Dataset items
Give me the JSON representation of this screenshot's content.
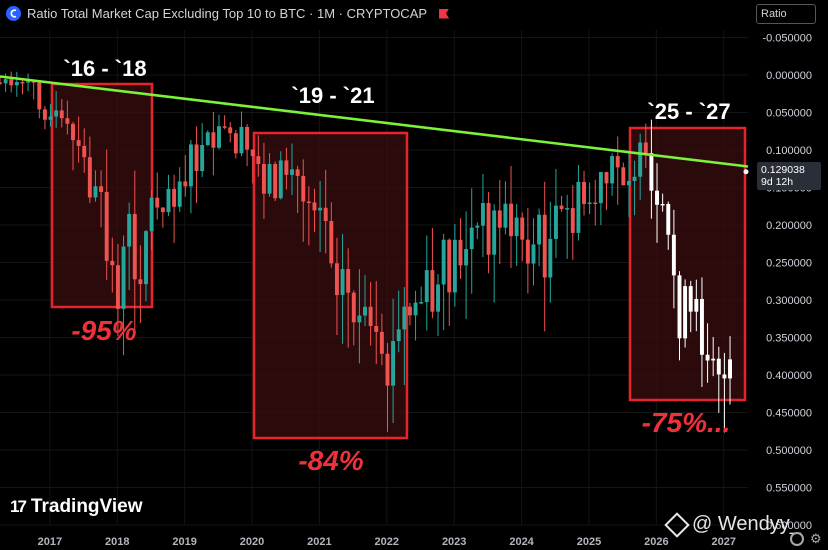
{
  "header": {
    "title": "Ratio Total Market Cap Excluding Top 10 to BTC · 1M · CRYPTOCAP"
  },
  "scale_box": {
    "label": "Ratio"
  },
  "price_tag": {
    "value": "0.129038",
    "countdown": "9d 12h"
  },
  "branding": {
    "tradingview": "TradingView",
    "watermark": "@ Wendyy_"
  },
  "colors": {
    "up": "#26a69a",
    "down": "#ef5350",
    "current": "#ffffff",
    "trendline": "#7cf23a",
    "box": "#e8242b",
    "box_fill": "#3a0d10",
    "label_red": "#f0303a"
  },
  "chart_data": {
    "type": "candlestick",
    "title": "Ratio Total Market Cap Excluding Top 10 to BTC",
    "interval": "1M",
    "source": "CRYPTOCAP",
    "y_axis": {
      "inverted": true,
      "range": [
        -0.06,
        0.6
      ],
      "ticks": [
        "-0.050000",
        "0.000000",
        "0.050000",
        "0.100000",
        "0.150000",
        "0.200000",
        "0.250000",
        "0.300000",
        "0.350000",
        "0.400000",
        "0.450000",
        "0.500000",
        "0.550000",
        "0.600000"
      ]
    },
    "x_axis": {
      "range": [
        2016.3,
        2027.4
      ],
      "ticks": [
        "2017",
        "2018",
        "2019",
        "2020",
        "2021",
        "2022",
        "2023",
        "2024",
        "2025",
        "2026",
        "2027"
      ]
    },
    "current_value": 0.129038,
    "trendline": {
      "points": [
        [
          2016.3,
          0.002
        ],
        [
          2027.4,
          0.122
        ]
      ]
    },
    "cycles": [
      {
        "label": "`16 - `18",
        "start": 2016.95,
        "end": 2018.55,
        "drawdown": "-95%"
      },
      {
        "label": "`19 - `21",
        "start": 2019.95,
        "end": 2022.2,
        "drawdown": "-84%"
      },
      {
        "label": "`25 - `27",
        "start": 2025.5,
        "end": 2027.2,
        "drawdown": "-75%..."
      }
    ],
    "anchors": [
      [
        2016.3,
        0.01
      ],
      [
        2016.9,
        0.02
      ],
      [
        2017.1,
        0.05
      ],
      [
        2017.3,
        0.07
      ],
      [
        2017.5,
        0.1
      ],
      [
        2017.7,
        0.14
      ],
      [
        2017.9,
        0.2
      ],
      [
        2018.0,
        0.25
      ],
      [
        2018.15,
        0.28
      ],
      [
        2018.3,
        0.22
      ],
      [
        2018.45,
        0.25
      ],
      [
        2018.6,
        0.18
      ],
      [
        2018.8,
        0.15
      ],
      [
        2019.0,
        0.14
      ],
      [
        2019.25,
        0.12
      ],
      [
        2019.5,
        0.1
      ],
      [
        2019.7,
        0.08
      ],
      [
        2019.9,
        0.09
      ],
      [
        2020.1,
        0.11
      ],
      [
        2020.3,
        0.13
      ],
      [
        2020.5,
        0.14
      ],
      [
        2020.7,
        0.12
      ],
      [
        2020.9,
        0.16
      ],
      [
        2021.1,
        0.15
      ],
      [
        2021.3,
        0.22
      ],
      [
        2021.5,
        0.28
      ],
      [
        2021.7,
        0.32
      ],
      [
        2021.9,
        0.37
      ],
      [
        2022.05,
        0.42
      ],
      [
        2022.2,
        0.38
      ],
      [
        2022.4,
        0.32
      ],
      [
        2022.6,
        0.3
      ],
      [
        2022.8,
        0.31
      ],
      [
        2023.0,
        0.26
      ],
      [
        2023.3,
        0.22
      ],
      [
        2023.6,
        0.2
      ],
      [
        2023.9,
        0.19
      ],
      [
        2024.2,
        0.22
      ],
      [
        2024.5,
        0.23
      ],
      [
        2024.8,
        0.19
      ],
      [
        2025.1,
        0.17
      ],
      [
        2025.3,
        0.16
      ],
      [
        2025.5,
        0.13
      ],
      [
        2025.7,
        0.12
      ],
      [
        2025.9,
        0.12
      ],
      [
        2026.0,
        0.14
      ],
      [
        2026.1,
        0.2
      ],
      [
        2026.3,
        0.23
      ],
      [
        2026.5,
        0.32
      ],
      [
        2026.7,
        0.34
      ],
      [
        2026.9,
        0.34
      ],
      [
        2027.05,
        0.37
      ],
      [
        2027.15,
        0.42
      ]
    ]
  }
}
--
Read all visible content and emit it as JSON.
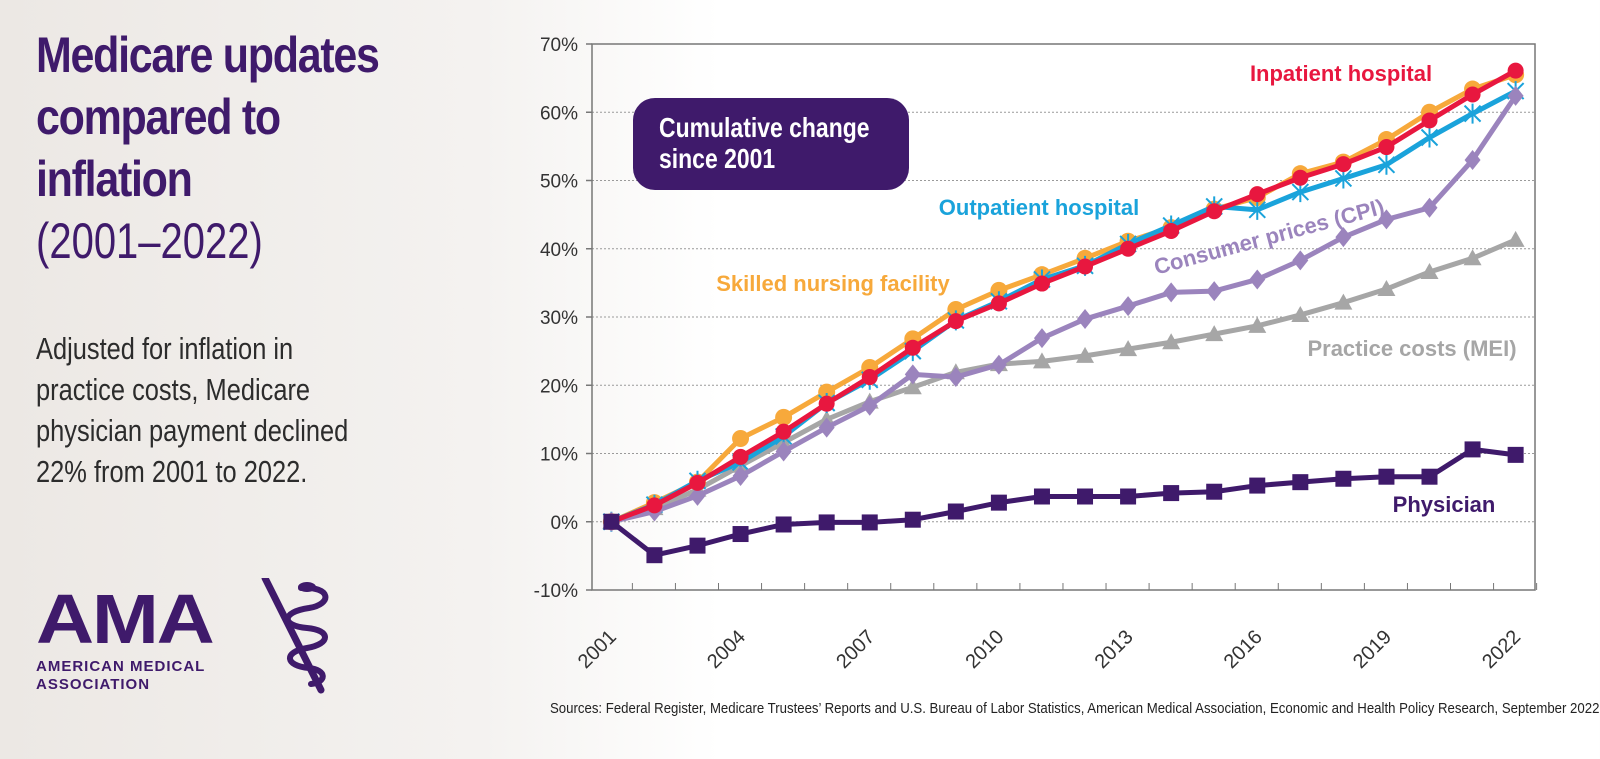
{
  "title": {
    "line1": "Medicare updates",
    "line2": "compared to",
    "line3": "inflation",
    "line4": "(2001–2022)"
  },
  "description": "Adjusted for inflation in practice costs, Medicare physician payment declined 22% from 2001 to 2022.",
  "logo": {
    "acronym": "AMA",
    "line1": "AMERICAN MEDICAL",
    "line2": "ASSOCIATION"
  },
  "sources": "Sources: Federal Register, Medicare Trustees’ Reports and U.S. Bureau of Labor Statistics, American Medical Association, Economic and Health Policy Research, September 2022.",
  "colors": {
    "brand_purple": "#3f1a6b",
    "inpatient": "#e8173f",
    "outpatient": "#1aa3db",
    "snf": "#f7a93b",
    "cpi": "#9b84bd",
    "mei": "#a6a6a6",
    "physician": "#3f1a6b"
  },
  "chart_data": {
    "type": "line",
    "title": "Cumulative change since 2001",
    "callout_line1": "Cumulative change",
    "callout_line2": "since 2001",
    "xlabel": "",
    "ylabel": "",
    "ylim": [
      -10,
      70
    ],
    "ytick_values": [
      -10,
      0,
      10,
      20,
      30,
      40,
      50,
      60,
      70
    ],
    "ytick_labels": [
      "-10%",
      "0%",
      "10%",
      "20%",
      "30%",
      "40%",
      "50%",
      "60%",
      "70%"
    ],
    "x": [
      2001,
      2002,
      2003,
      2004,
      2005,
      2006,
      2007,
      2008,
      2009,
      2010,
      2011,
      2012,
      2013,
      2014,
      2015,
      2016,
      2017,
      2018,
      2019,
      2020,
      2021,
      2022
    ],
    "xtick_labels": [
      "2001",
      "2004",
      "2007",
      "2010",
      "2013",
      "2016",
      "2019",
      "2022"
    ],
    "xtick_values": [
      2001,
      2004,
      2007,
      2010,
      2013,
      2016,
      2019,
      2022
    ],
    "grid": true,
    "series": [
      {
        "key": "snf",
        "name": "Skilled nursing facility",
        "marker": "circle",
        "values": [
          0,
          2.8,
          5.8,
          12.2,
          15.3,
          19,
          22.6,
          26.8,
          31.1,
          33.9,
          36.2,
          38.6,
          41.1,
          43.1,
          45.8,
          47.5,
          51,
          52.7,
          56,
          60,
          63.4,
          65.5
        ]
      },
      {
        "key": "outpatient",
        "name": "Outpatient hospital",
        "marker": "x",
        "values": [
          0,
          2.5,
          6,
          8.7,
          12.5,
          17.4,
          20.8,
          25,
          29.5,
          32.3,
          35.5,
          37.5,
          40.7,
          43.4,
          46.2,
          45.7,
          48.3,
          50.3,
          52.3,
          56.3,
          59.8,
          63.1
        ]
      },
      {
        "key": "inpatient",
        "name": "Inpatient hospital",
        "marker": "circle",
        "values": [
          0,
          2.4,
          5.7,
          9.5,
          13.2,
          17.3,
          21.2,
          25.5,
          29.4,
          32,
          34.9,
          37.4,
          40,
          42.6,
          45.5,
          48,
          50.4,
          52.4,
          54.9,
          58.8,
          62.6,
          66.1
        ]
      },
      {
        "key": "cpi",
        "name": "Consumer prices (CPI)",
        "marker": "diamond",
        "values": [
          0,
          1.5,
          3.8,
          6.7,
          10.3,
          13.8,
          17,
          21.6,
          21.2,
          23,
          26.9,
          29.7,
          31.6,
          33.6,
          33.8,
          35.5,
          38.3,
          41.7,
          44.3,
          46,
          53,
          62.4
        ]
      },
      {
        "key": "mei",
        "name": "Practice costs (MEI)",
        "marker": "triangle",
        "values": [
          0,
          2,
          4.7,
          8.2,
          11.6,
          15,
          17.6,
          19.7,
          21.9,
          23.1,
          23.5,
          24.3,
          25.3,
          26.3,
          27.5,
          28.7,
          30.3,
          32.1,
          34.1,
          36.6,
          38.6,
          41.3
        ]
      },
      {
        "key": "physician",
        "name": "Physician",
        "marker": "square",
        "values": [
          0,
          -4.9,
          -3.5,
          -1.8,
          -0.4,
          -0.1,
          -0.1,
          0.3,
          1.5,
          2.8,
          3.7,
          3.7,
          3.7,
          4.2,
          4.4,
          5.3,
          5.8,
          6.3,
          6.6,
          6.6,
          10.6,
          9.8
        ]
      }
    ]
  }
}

> _Instruction_
Where a line in the material contains "Excluding", copy that line.

> _Output of the exercise_
    "title": "Ratio Total Market Cap Excluding Top 10 to BTC · 1M · CRYPTOCAP"
    "title": "Ratio Total Market Cap Excluding Top 10 to BTC",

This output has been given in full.